#### EXERCISE INSTRUCTIONS:
Reproduce the listing verbatim.

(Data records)
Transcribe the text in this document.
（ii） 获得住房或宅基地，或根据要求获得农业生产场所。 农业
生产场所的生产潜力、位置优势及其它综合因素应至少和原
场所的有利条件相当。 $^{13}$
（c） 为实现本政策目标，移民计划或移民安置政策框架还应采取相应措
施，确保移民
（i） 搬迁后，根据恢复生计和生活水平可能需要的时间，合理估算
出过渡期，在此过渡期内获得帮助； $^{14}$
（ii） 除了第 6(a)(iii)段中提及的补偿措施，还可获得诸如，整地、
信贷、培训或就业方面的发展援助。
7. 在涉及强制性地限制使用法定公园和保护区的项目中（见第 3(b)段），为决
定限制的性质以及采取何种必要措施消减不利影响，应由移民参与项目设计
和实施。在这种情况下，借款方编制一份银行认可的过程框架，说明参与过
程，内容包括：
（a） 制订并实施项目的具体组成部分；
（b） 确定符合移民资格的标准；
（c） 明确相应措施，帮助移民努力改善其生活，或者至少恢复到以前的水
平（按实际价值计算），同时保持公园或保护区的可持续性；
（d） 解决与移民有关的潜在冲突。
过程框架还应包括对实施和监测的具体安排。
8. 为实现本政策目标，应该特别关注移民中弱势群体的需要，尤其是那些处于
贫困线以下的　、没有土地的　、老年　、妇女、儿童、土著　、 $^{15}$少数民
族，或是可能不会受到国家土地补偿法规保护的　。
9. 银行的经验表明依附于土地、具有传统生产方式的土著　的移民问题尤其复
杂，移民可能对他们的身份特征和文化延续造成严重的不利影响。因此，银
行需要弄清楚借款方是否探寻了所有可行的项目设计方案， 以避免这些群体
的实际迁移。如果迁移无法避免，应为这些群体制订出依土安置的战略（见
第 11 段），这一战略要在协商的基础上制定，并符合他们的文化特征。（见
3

#### WRITTEN ANSWER:
Transcribe the text in this document.
（ii） 获得住房或宅基地，或根据要求获得农业生产场所。 农业
生产场所的生产潜力、位置优势及其它综合因素应至少和原
场所的有利条件相当。 $^{13}$
（c） 为实现本政策目标，移民计划或移民安置政策框架还应采取相应措
施，确保移民
（i） 搬迁后，根据恢复生计和生活水平可能需要的时间，合理估算
出过渡期，在此过渡期内获得帮助； $^{14}$
（ii） 除了第 6(a)(iii)段中提及的补偿措施，还可获得诸如，整地、
信贷、培训或就业方面的发展援助。
7. 在涉及强制性地限制使用法定公园和保护区的项目中（见第 3(b)段），为决
定限制的性质以及采取何种必要措施消减不利影响，应由移民参与项目设计
和实施。在这种情况下，借款方编制一份银行认可的过程框架，说明参与过
程，内容包括：
（a） 制订并实施项目的具体组成部分；
（b） 确定符合移民资格的标准；
（c） 明确相应措施，帮助移民努力改善其生活，或者至少恢复到以前的水
平（按实际价值计算），同时保持公园或保护区的可持续性；
（d） 解决与移民有关的潜在冲突。
过程框架还应包括对实施和监测的具体安排。
8. 为实现本政策目标，应该特别关注移民中弱势群体的需要，尤其是那些处于
贫困线以下的　、没有土地的　、老年　、妇女、儿童、土著　、 $^{15}$少数民
族，或是可能不会受到国家土地补偿法规保护的　。
9. 银行的经验表明依附于土地、具有传统生产方式的土著　的移民问题尤其复
杂，移民可能对他们的身份特征和文化延续造成严重的不利影响。因此，银
行需要弄清楚借款方是否探寻了所有可行的项目设计方案， 以避免这些群体
的实际迁移。如果迁移无法避免，应为这些群体制订出依土安置的战略（见
第 11 段），这一战略要在协商的基础上制定，并符合他们的文化特征。（见
3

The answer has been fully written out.